-- AVAILABLE RECORDS start --

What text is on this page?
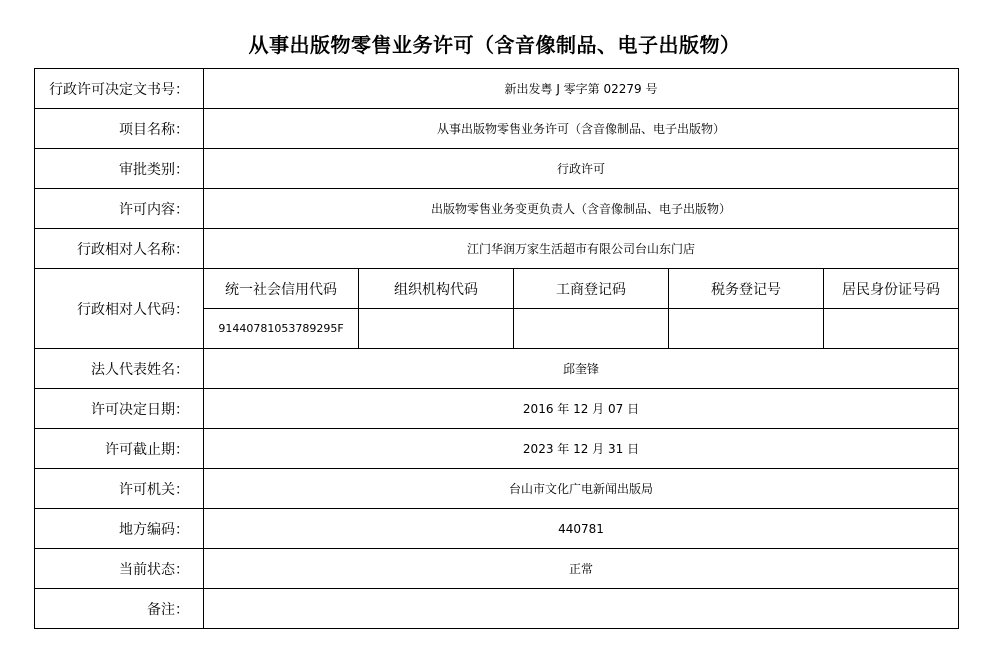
从事出版物零售业务许可（含音像制品、电子出版物）
行政许可决定文书号：	新出发粤 J 零字第 02279 号				
项目名称：	从事出版物零售业务许可（含音像制品、电子出版物）				
审批类别：	行政许可				
许可内容：	出版物零售业务变更负责人（含音像制品、电子出版物）				
行政相对人名称：	江门华润万家生活超市有限公司台山东门店				
行政相对人代码：	统一社会信用代码	组织机构代码	工商登记码	税务登记号	居民身份证号码
	91440781053789295F				
法人代表姓名：	邱奎锋				
许可决定日期：	2016 年 12 月 07 日				
许可截止期：	2023 年 12 月 31 日				
许可机关：	台山市文化广电新闻出版局				
地方编码：	440781				
当前状态：	正常				
备注：					
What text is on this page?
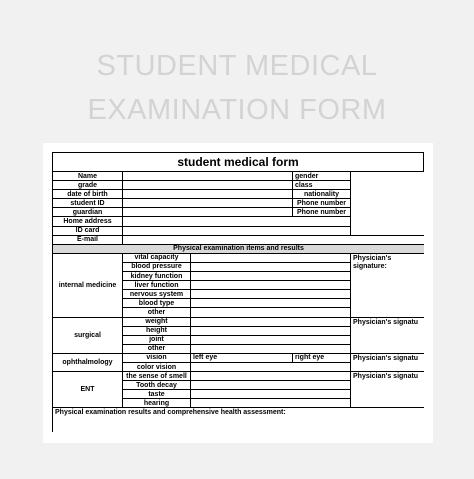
STUDENT MEDICAL
EXAMINATION FORM
student medical form
Name			gender	
grade			class	
date of birth			nationality	
student ID			Phone number	
guardian			Phone number	
Home address				
ID card				
E-mail				
Physical examination items and results				
internal medicine	vital capacity			Physician's signature:
	blood pressure			
	kidney function			
	liver function			
	nervous system			
	blood type			
	other			
surgical	weight			Physician's signatu
	height			
	joint			
	other			
ophthalmology	vision	left eye	right eye	Physician's signatu
	color vision			
ENT	the sense of smell			Physician's signatu
	Tooth decay			
	taste			
	hearing			
Physical examination results and comprehensive health assessment:				
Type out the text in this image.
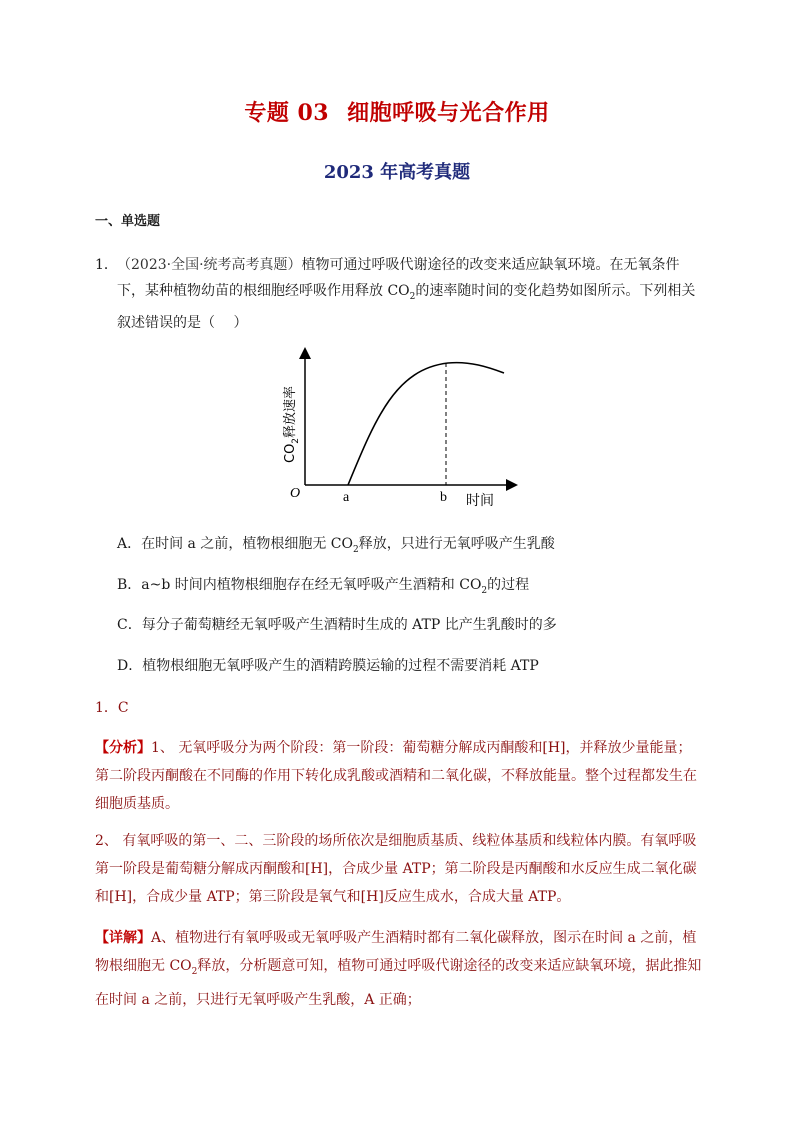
专题 03 细胞呼吸与光合作用
2023 年高考真题
一、单选题
1． （2023·全国·统考高考真题）植物可通过呼吸代谢途径的改变来适应缺氧环境。在无氧条件下，某种植物幼苗的根细胞经呼吸作用释放 $CO_2$的速率随时间的变化趋势如图所示。下列相关叙述错误的是（　 ）
O	a	b 时间
$CO_2$释放速率
A．在时间 a 之前，植物根细胞无 $CO_2$释放，只进行无氧呼吸产生乳酸
B．a~b 时间内植物根细胞存在经无氧呼吸产生酒精和 $CO_2$的过程
C．每分子葡萄糖经无氧呼吸产生酒精时生成的 ATP 比产生乳酸时的多
D．植物根细胞无氧呼吸产生的酒精跨膜运输的过程不需要消耗 ATP
1．C
【分析】1、 无氧呼吸分为两个阶段：第一阶段：葡萄糖分解成丙酮酸和[H]，并释放少量能量；第二阶段丙酮酸在不同酶的作用下转化成乳酸或酒精和二氧化碳，不释放能量。整个过程都发生在细胞质基质。
2、 有氧呼吸的第一、二、三阶段的场所依次是细胞质基质、线粒体基质和线粒体内膜。有氧呼吸第一阶段是葡萄糖分解成丙酮酸和[H]，合成少量 ATP；第二阶段是丙酮酸和水反应生成二氧化碳和[H]，合成少量 ATP；第三阶段是氧气和[H]反应生成水，合成大量 ATP。
【详解】A、植物进行有氧呼吸或无氧呼吸产生酒精时都有二氧化碳释放，图示在时间 a 之前，植物根细胞无 $CO_2$释放，分析题意可知，植物可通过呼吸代谢途径的改变来适应缺氧环境，据此推知在时间 a 之前，只进行无氧呼吸产生乳酸，A 正确；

-- AVAILABLE RECORDS end --

## [STATED EXERCISE]
Reproduce every line of the material precisely, omitting its pictures.

## [CORRECT RESULT]
What text is on this page?
从事出版物零售业务许可（含音像制品、电子出版物）
行政许可决定文书号：	新出发粤 J 零字第 02279 号				
项目名称：	从事出版物零售业务许可（含音像制品、电子出版物）				
审批类别：	行政许可				
许可内容：	出版物零售业务变更负责人（含音像制品、电子出版物）				
行政相对人名称：	江门华润万家生活超市有限公司台山东门店				
行政相对人代码：	统一社会信用代码	组织机构代码	工商登记码	税务登记号	居民身份证号码
	91440781053789295F				
法人代表姓名：	邱奎锋				
许可决定日期：	2016 年 12 月 07 日				
许可截止期：	2023 年 12 月 31 日				
许可机关：	台山市文化广电新闻出版局				
地方编码：	440781				
当前状态：	正常				
备注：					
What text is on this page?
STUDENT MEDICAL
EXAMINATION FORM
student medical form
Name			gender	
grade			class	
date of birth			nationality	
student ID			Phone number	
guardian			Phone number	
Home address				
ID card				
E-mail				
Physical examination items and results				
internal medicine	vital capacity			Physician's signature:
	blood pressure			
	kidney function			
	liver function			
	nervous system			
	blood type			
	other			
surgical	weight			Physician's signatu
	height			
	joint			
	other			
ophthalmology	vision	left eye	right eye	Physician's signatu
	color vision			
ENT	the sense of smell			Physician's signatu
	Tooth decay			
	taste			
	hearing			
Physical examination results and comprehensive health assessment:				
Type out the text in this image.
专题 03 细胞呼吸与光合作用
2023 年高考真题
一、单选题
1． （2023·全国·统考高考真题）植物可通过呼吸代谢途径的改变来适应缺氧环境。在无氧条件下，某种植物幼苗的根细胞经呼吸作用释放 $CO_2$的速率随时间的变化趋势如图所示。下列相关叙述错误的是（　 ）
O	a	b 时间
$CO_2$释放速率
A．在时间 a 之前，植物根细胞无 $CO_2$释放，只进行无氧呼吸产生乳酸
B．a~b 时间内植物根细胞存在经无氧呼吸产生酒精和 $CO_2$的过程
C．每分子葡萄糖经无氧呼吸产生酒精时生成的 ATP 比产生乳酸时的多
D．植物根细胞无氧呼吸产生的酒精跨膜运输的过程不需要消耗 ATP
1．C
【分析】1、 无氧呼吸分为两个阶段：第一阶段：葡萄糖分解成丙酮酸和[H]，并释放少量能量；第二阶段丙酮酸在不同酶的作用下转化成乳酸或酒精和二氧化碳，不释放能量。整个过程都发生在细胞质基质。
2、 有氧呼吸的第一、二、三阶段的场所依次是细胞质基质、线粒体基质和线粒体内膜。有氧呼吸第一阶段是葡萄糖分解成丙酮酸和[H]，合成少量 ATP；第二阶段是丙酮酸和水反应生成二氧化碳和[H]，合成少量 ATP；第三阶段是氧气和[H]反应生成水，合成大量 ATP。
【详解】A、植物进行有氧呼吸或无氧呼吸产生酒精时都有二氧化碳释放，图示在时间 a 之前，植物根细胞无 $CO_2$释放，分析题意可知，植物可通过呼吸代谢途径的改变来适应缺氧环境，据此推知在时间 a 之前，只进行无氧呼吸产生乳酸，A 正确；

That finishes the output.